[Data entries]
^^^^^^^^^^^^^^^^
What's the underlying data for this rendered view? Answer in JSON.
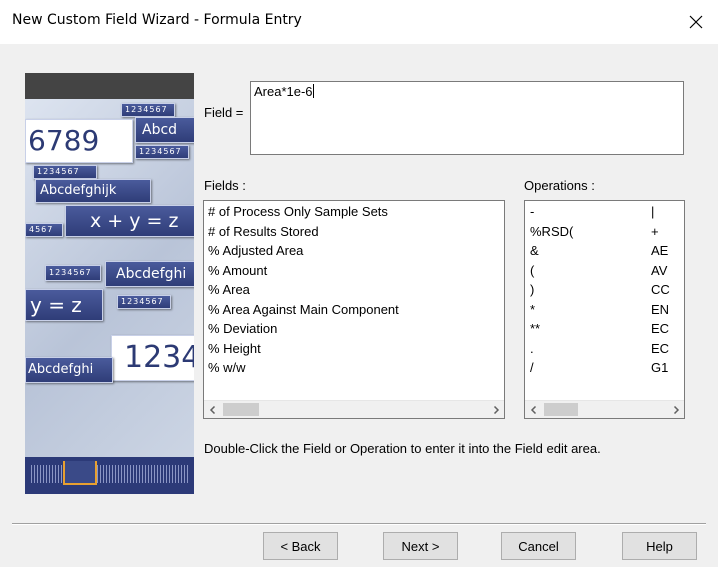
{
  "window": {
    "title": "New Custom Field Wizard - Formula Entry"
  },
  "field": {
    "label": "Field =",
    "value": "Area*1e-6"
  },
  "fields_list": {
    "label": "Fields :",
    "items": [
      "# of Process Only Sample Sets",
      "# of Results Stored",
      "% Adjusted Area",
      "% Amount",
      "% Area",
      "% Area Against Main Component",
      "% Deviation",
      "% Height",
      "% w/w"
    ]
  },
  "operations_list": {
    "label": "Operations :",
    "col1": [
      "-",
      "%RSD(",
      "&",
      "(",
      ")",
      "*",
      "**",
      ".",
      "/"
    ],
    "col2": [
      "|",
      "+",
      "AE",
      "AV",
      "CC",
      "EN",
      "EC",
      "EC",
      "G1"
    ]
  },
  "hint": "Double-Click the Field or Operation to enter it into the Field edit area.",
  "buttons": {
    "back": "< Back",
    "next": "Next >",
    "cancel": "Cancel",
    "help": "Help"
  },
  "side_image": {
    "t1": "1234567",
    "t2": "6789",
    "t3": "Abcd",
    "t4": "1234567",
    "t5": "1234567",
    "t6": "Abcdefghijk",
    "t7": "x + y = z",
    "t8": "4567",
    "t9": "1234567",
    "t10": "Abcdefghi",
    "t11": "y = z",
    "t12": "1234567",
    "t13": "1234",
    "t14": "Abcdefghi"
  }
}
^^^^^^^^^^^^^^^^
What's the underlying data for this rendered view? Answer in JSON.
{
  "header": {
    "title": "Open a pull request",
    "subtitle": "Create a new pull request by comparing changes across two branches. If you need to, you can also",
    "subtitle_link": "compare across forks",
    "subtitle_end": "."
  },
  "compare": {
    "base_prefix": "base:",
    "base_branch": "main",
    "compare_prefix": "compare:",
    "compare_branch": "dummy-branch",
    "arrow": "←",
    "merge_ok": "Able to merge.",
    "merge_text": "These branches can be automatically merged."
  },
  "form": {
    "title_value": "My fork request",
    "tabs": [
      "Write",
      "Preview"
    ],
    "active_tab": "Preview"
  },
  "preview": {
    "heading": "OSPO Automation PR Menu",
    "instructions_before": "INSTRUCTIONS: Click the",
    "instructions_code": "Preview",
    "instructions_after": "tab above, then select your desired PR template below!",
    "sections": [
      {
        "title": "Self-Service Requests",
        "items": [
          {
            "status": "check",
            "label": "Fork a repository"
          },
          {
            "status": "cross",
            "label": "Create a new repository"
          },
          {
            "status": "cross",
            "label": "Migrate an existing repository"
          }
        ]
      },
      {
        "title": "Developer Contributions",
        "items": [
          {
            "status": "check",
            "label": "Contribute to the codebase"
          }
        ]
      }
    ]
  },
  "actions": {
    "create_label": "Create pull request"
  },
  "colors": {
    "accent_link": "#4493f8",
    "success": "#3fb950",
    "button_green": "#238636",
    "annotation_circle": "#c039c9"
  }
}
^^^^^^^^^^^^^^^^
**The problem**
Copy every line of the records above that holds the word "Create".

**Exercise solution**
    "subtitle": "Create a new pull request by comparing changes across two branches. If you need to, you can also",
            "label": "Create a new repository"
    "create_label": "Create pull request"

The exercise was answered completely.